─── Input material ───

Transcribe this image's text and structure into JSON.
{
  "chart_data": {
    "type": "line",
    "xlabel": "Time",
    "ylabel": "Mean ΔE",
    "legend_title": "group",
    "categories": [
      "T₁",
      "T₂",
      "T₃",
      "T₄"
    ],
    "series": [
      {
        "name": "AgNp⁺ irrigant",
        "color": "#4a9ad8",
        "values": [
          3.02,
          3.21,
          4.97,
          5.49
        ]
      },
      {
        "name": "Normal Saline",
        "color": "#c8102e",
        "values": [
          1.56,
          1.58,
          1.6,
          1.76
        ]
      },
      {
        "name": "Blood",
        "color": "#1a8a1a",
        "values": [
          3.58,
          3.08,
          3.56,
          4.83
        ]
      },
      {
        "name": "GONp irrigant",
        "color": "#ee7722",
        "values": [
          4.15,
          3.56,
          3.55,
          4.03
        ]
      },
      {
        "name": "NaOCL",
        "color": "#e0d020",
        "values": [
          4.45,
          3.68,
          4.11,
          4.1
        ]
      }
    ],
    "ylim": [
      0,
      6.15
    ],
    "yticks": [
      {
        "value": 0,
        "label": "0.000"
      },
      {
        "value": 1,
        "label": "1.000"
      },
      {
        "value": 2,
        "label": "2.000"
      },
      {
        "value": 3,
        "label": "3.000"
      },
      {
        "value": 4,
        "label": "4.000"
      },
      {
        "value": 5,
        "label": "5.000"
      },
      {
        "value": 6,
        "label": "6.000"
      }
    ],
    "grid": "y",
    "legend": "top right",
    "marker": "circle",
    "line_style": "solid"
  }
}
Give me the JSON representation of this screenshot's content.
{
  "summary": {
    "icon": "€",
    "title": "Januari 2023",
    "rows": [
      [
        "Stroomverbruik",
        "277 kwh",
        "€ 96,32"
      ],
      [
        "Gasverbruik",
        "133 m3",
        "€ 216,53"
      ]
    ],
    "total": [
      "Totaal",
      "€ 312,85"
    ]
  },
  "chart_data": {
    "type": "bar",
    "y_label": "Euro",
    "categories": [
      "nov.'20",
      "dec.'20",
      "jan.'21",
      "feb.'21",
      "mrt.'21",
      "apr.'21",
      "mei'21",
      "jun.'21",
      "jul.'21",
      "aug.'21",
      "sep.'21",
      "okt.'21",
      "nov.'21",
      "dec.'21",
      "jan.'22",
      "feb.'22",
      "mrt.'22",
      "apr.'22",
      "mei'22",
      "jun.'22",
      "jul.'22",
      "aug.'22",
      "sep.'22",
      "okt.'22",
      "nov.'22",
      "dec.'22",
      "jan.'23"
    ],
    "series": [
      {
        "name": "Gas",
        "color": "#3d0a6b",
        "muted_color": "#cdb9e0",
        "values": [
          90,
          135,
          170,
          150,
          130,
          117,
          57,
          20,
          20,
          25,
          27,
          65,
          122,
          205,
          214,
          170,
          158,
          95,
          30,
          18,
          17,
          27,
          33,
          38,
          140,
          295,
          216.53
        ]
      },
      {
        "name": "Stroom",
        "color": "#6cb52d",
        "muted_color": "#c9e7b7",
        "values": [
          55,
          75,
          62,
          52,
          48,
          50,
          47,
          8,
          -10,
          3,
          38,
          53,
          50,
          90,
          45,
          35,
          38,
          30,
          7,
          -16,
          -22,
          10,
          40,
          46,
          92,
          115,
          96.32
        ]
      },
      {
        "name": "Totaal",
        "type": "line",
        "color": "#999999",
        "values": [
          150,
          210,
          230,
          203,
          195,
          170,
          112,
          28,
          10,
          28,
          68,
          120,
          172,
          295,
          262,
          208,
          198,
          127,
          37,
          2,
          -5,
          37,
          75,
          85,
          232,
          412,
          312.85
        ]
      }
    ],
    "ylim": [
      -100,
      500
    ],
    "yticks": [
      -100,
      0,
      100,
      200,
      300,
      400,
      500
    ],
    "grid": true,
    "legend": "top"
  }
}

───

Written instruction
Go over the entries above and say how many lines hold the string "JSON", with no other text.

Answer to this exercise
2